**INSTRUCTIONS FOR THE TASK**. Copy every line of the data in which the word "screenshot" occurs.

## START RECORDS TO PROCESS

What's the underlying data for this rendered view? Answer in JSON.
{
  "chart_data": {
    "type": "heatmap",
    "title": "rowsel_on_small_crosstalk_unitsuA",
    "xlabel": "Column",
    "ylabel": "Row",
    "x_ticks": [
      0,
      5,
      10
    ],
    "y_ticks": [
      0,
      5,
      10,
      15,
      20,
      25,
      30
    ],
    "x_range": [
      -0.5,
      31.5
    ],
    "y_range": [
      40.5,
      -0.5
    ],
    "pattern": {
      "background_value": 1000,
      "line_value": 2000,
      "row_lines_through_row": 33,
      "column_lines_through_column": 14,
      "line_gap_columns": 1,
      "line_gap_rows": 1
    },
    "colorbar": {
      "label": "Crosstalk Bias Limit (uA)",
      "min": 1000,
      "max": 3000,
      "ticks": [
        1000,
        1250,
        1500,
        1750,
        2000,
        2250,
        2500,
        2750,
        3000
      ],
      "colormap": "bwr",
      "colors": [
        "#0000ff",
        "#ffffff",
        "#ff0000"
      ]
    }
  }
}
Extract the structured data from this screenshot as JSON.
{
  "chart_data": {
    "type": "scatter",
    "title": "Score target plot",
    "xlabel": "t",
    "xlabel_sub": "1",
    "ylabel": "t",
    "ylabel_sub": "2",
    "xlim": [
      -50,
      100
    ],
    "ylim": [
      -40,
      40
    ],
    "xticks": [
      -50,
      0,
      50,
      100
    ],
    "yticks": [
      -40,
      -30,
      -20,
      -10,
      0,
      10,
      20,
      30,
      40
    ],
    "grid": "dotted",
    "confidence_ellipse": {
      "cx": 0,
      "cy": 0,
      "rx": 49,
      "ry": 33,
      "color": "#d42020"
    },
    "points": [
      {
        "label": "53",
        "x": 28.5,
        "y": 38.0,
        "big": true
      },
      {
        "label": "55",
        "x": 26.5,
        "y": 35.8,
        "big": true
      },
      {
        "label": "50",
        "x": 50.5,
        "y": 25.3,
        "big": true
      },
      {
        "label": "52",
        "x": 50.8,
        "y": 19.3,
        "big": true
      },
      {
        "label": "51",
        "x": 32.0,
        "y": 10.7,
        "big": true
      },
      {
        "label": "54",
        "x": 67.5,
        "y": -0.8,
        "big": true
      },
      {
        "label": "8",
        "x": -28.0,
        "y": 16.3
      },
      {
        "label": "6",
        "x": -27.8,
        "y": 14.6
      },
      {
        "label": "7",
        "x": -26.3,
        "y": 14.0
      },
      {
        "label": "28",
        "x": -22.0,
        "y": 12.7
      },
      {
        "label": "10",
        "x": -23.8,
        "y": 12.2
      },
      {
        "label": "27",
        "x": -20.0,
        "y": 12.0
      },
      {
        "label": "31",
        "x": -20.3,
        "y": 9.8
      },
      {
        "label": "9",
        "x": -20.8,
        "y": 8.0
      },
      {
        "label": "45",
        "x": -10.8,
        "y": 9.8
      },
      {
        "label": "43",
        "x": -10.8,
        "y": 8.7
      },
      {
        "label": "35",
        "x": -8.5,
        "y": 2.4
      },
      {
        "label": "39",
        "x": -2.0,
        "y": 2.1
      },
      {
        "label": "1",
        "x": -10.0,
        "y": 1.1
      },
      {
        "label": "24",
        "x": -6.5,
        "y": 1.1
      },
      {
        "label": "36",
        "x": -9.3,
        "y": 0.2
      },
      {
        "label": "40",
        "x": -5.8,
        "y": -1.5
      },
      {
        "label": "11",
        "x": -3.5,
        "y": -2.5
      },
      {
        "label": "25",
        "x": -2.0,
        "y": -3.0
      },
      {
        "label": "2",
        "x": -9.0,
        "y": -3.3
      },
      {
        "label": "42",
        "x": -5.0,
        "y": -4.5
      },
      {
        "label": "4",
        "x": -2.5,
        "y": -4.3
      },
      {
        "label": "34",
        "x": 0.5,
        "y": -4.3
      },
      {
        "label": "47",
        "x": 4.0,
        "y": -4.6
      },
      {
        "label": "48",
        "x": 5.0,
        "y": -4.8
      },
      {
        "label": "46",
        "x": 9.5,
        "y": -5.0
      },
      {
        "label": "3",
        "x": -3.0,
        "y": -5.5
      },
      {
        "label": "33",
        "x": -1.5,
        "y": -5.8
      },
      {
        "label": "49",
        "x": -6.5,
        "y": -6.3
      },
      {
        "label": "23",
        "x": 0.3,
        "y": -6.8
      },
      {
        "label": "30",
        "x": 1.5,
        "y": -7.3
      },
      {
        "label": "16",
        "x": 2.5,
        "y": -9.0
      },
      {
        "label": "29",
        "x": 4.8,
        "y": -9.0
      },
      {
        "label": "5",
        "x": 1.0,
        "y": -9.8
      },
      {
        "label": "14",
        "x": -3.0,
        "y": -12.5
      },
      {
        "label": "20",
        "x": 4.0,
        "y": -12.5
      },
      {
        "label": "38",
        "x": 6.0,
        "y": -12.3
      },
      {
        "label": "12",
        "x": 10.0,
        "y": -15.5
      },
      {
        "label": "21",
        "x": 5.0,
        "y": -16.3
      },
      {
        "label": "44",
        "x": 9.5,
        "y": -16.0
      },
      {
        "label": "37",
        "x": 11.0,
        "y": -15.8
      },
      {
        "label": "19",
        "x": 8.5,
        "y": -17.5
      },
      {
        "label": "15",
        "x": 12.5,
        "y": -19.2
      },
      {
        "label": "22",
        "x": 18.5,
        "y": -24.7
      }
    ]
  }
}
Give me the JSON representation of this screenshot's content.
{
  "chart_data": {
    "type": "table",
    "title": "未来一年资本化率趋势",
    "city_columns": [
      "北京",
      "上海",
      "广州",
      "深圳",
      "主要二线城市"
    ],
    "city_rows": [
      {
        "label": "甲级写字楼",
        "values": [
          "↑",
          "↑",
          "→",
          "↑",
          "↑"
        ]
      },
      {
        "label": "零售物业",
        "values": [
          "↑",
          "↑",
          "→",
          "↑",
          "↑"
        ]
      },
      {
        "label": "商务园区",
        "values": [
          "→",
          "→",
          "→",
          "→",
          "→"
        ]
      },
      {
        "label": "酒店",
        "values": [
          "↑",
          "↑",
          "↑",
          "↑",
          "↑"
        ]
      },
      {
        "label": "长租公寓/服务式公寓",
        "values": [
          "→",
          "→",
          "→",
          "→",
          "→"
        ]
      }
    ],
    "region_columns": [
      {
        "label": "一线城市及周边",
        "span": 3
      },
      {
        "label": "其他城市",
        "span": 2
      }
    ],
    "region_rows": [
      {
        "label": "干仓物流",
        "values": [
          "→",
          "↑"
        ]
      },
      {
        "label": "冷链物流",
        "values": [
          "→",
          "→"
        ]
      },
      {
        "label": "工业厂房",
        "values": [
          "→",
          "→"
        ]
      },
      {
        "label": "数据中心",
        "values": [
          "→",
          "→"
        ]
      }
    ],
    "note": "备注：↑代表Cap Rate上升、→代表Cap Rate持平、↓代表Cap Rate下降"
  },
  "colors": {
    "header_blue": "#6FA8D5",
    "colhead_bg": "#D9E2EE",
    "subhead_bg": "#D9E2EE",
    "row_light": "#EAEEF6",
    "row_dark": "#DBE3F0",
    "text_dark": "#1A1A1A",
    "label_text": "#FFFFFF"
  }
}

## END RECORDS TO PROCESS

**CORRECT RESPONSE**.
Extract the structured data from this screenshot as JSON.
Give me the JSON representation of this screenshot's content.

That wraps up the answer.